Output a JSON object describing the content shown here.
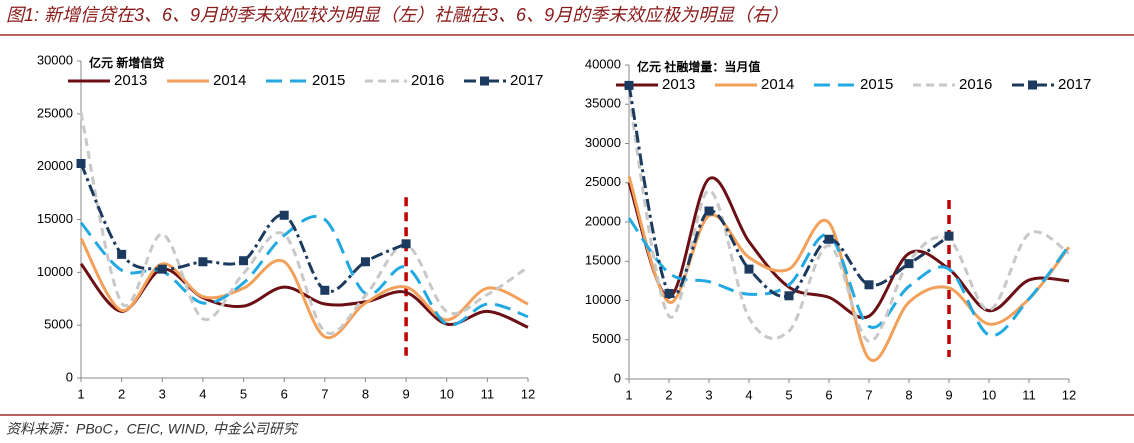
{
  "title": "图1: 新增信贷在3、6、9月的季末效应较为明显（左）社融在3、6、9月的季末效应极为明显（右）",
  "source": "资料来源：PBoC，CEIC, WIND, 中金公司研究",
  "chart_data": [
    {
      "type": "line",
      "y_label": "亿元 新增信贷",
      "x": [
        1,
        2,
        3,
        4,
        5,
        6,
        7,
        8,
        9,
        10,
        11,
        12
      ],
      "xlim": [
        1,
        12
      ],
      "xticks": [
        1,
        2,
        3,
        4,
        5,
        6,
        7,
        8,
        9,
        10,
        11,
        12
      ],
      "ylim": [
        0,
        30000
      ],
      "yticks": [
        0,
        5000,
        10000,
        15000,
        20000,
        25000,
        30000
      ],
      "reference_line_x": 9,
      "reference_line_color": "#c00000",
      "series": [
        {
          "name": "2013",
          "color": "#6b0f14",
          "dash": "solid",
          "values": [
            10800,
            6300,
            10300,
            7600,
            6800,
            8600,
            7000,
            7200,
            8100,
            5100,
            6300,
            4800
          ]
        },
        {
          "name": "2014",
          "color": "#f2a05a",
          "dash": "solid",
          "values": [
            13200,
            6400,
            10800,
            7700,
            8500,
            11000,
            3900,
            7100,
            8600,
            5500,
            8500,
            7000
          ]
        },
        {
          "name": "2015",
          "color": "#22a9e1",
          "dash": "dash",
          "values": [
            14700,
            10200,
            10100,
            7100,
            9000,
            13500,
            15000,
            8000,
            10500,
            5100,
            7000,
            5800
          ]
        },
        {
          "name": "2016",
          "color": "#c8c8c8",
          "dash": "shortdash",
          "values": [
            25100,
            7100,
            13600,
            5600,
            9900,
            13600,
            4400,
            7800,
            12600,
            6300,
            7900,
            10500
          ]
        },
        {
          "name": "2017",
          "color": "#1c3a5e",
          "dash": "dashdot",
          "marker": "square",
          "values": [
            20300,
            11700,
            10300,
            11000,
            11100,
            15400,
            8300,
            11000,
            12700,
            null,
            null,
            null
          ]
        }
      ]
    },
    {
      "type": "line",
      "y_label": "亿元 社融增量：当月值",
      "x": [
        1,
        2,
        3,
        4,
        5,
        6,
        7,
        8,
        9,
        10,
        11,
        12
      ],
      "xlim": [
        1,
        12
      ],
      "xticks": [
        1,
        2,
        3,
        4,
        5,
        6,
        7,
        8,
        9,
        10,
        11,
        12
      ],
      "ylim": [
        0,
        40000
      ],
      "yticks": [
        0,
        5000,
        10000,
        15000,
        20000,
        25000,
        30000,
        35000,
        40000
      ],
      "reference_line_x": 9,
      "reference_line_color": "#c00000",
      "series": [
        {
          "name": "2013",
          "color": "#6b0f14",
          "dash": "solid",
          "values": [
            25000,
            10400,
            25500,
            17500,
            11700,
            10400,
            8000,
            16000,
            14000,
            8700,
            12600,
            12500
          ]
        },
        {
          "name": "2014",
          "color": "#f2a05a",
          "dash": "solid",
          "values": [
            25800,
            9800,
            20800,
            15500,
            14000,
            19900,
            2600,
            9800,
            11600,
            7000,
            10200,
            16800
          ]
        },
        {
          "name": "2015",
          "color": "#22a9e1",
          "dash": "dash",
          "values": [
            20500,
            13500,
            12400,
            10800,
            12000,
            18300,
            6700,
            11800,
            14000,
            5600,
            10200,
            17000
          ]
        },
        {
          "name": "2016",
          "color": "#c8c8c8",
          "dash": "shortdash",
          "values": [
            36000,
            8000,
            24000,
            7800,
            6100,
            17000,
            4800,
            15000,
            17800,
            8800,
            18500,
            16000
          ]
        },
        {
          "name": "2017",
          "color": "#1c3a5e",
          "dash": "dashdot",
          "marker": "square",
          "values": [
            37400,
            10900,
            21400,
            14000,
            10600,
            17800,
            12000,
            14700,
            18200,
            null,
            null,
            null
          ]
        }
      ]
    }
  ]
}
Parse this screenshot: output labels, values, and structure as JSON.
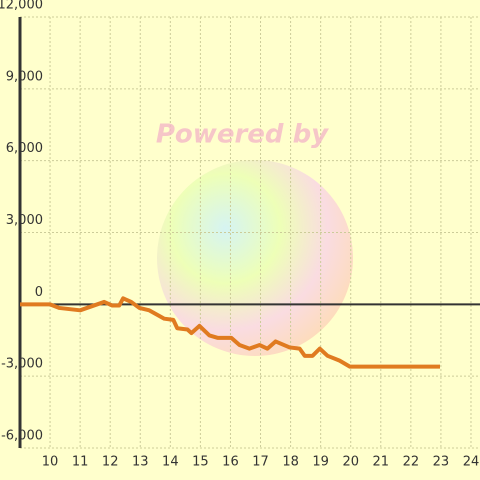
{
  "chart_data": {
    "type": "line",
    "annotation": "Powered by",
    "x": [
      9,
      10,
      10.3,
      11,
      11.8,
      12.07,
      12.3,
      12.43,
      12.7,
      12.97,
      13.3,
      13.8,
      14.1,
      14.23,
      14.57,
      14.7,
      14.97,
      15.3,
      15.57,
      16.03,
      16.3,
      16.63,
      16.97,
      17.23,
      17.5,
      17.97,
      18.3,
      18.47,
      18.73,
      18.97,
      19.23,
      19.63,
      19.97,
      22.97
    ],
    "series": [
      {
        "color": "#e07b20",
        "values": [
          0,
          0,
          -150,
          -250,
          100,
          -50,
          -50,
          250,
          100,
          -150,
          -250,
          -600,
          -650,
          -1000,
          -1050,
          -1200,
          -900,
          -1300,
          -1400,
          -1400,
          -1700,
          -1850,
          -1700,
          -1850,
          -1550,
          -1800,
          -1850,
          -2150,
          -2150,
          -1850,
          -2150,
          -2350,
          -2600,
          -2600
        ]
      }
    ],
    "xlim": [
      9,
      24.3
    ],
    "xticks": [
      10,
      11,
      12,
      13,
      14,
      15,
      16,
      17,
      18,
      19,
      20,
      21,
      22,
      23,
      24
    ],
    "ylim": [
      -6000,
      12000
    ],
    "yticks": [
      {
        "value": -6000,
        "label": "-6,000"
      },
      {
        "value": -3000,
        "label": "-3,000"
      },
      0,
      {
        "value": 3000,
        "label": "3,000"
      },
      {
        "value": 6000,
        "label": "6,000"
      },
      {
        "value": 9000,
        "label": "9,000"
      },
      {
        "value": 12000,
        "label": "12,000"
      }
    ],
    "grid": true
  }
}
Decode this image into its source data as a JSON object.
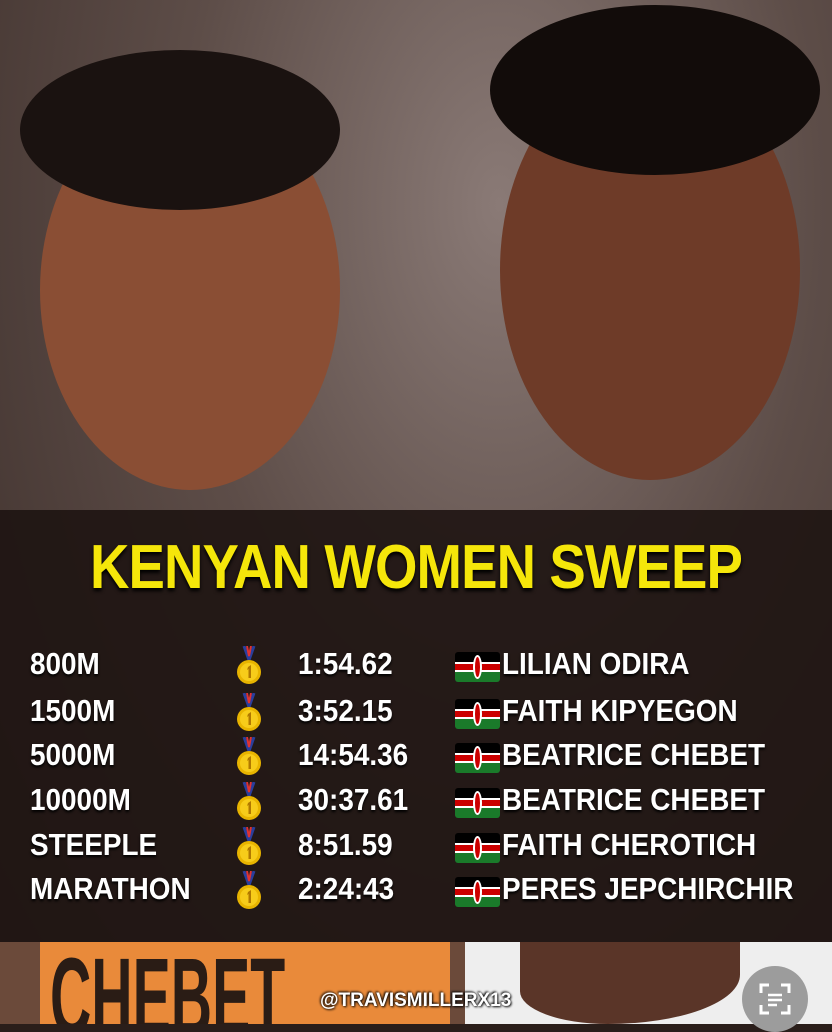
{
  "title": "KENYAN WOMEN SWEEP",
  "rows": [
    {
      "event": "800M",
      "time": "1:54.62",
      "athlete": "LILIAN ODIRA"
    },
    {
      "event": "1500M",
      "time": "3:52.15",
      "athlete": "FAITH KIPYEGON"
    },
    {
      "event": "5000M",
      "time": "14:54.36",
      "athlete": "BEATRICE CHEBET"
    },
    {
      "event": "10000M",
      "time": "30:37.61",
      "athlete": "BEATRICE CHEBET"
    },
    {
      "event": "STEEPLE",
      "time": "8:51.59",
      "athlete": "FAITH CHEROTICH"
    },
    {
      "event": "MARATHON",
      "time": "2:24:43",
      "athlete": "PERES JEPCHIRCHIR"
    }
  ],
  "medal_icon": "gold-medal-1st",
  "flag_icon": "kenya-flag",
  "bib_text": "CHEBET",
  "watermark": "@TRAVISMILLERX13",
  "colors": {
    "title": "#f5e60a",
    "panel": "#1e1412"
  }
}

INSTRUCTIONS FOR THE TASK.
Reproduce the lines from the line with "Decode this image" through the last line of the entries exactly, including both ends and excluding pictures.

WRITTEN RESPONSE.
Decode this image into its source data as a JSON object.
{
  "title": "KENYAN WOMEN SWEEP",
  "rows": [
    {
      "event": "800M",
      "time": "1:54.62",
      "athlete": "LILIAN ODIRA"
    },
    {
      "event": "1500M",
      "time": "3:52.15",
      "athlete": "FAITH KIPYEGON"
    },
    {
      "event": "5000M",
      "time": "14:54.36",
      "athlete": "BEATRICE CHEBET"
    },
    {
      "event": "10000M",
      "time": "30:37.61",
      "athlete": "BEATRICE CHEBET"
    },
    {
      "event": "STEEPLE",
      "time": "8:51.59",
      "athlete": "FAITH CHEROTICH"
    },
    {
      "event": "MARATHON",
      "time": "2:24:43",
      "athlete": "PERES JEPCHIRCHIR"
    }
  ],
  "medal_icon": "gold-medal-1st",
  "flag_icon": "kenya-flag",
  "bib_text": "CHEBET",
  "watermark": "@TRAVISMILLERX13",
  "colors": {
    "title": "#f5e60a",
    "panel": "#1e1412"
  }
}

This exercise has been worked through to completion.